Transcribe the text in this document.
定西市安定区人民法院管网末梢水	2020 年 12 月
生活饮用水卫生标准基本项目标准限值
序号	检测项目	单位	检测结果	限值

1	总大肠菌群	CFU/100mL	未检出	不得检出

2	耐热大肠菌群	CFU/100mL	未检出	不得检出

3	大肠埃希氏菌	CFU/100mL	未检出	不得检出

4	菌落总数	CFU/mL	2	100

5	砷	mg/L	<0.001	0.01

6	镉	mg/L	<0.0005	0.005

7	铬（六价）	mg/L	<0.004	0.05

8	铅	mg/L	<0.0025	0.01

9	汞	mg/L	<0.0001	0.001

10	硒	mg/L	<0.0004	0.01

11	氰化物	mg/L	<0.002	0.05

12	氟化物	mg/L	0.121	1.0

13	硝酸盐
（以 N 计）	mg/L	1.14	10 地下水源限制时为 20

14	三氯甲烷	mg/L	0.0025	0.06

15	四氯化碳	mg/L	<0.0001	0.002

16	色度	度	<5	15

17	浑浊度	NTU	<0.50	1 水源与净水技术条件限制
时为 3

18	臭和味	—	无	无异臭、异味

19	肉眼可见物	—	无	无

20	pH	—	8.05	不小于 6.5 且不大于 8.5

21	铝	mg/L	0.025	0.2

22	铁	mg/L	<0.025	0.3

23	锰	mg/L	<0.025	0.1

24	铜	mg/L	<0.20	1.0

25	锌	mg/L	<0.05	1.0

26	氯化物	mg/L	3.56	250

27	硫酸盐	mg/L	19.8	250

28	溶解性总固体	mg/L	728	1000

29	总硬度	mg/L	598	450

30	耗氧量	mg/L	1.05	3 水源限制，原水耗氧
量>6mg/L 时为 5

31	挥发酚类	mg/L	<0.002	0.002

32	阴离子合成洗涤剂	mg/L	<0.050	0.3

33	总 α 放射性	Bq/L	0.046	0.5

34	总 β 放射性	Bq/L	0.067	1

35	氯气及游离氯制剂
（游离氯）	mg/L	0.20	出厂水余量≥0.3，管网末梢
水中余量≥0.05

+ + + +

#### Directions for this task:
Restate each entry exactly, skipping none.

#### Answer to this exercise:
Transcribe the text in this document.
定西市安定区人民法院管网末梢水	2020 年 12 月
生活饮用水卫生标准基本项目标准限值
序号	检测项目	单位	检测结果	限值

1	总大肠菌群	CFU/100mL	未检出	不得检出

2	耐热大肠菌群	CFU/100mL	未检出	不得检出

3	大肠埃希氏菌	CFU/100mL	未检出	不得检出

4	菌落总数	CFU/mL	2	100

5	砷	mg/L	<0.001	0.01

6	镉	mg/L	<0.0005	0.005

7	铬（六价）	mg/L	<0.004	0.05

8	铅	mg/L	<0.0025	0.01

9	汞	mg/L	<0.0001	0.001

10	硒	mg/L	<0.0004	0.01

11	氰化物	mg/L	<0.002	0.05

12	氟化物	mg/L	0.121	1.0

13	硝酸盐
（以 N 计）	mg/L	1.14	10 地下水源限制时为 20

14	三氯甲烷	mg/L	0.0025	0.06

15	四氯化碳	mg/L	<0.0001	0.002

16	色度	度	<5	15

17	浑浊度	NTU	<0.50	1 水源与净水技术条件限制
时为 3

18	臭和味	—	无	无异臭、异味

19	肉眼可见物	—	无	无

20	pH	—	8.05	不小于 6.5 且不大于 8.5

21	铝	mg/L	0.025	0.2

22	铁	mg/L	<0.025	0.3

23	锰	mg/L	<0.025	0.1

24	铜	mg/L	<0.20	1.0

25	锌	mg/L	<0.05	1.0

26	氯化物	mg/L	3.56	250

27	硫酸盐	mg/L	19.8	250

28	溶解性总固体	mg/L	728	1000

29	总硬度	mg/L	598	450

30	耗氧量	mg/L	1.05	3 水源限制，原水耗氧
量>6mg/L 时为 5

31	挥发酚类	mg/L	<0.002	0.002

32	阴离子合成洗涤剂	mg/L	<0.050	0.3

33	总 α 放射性	Bq/L	0.046	0.5

34	总 β 放射性	Bq/L	0.067	1

35	氯气及游离氯制剂
（游离氯）	mg/L	0.20	出厂水余量≥0.3，管网末梢
水中余量≥0.05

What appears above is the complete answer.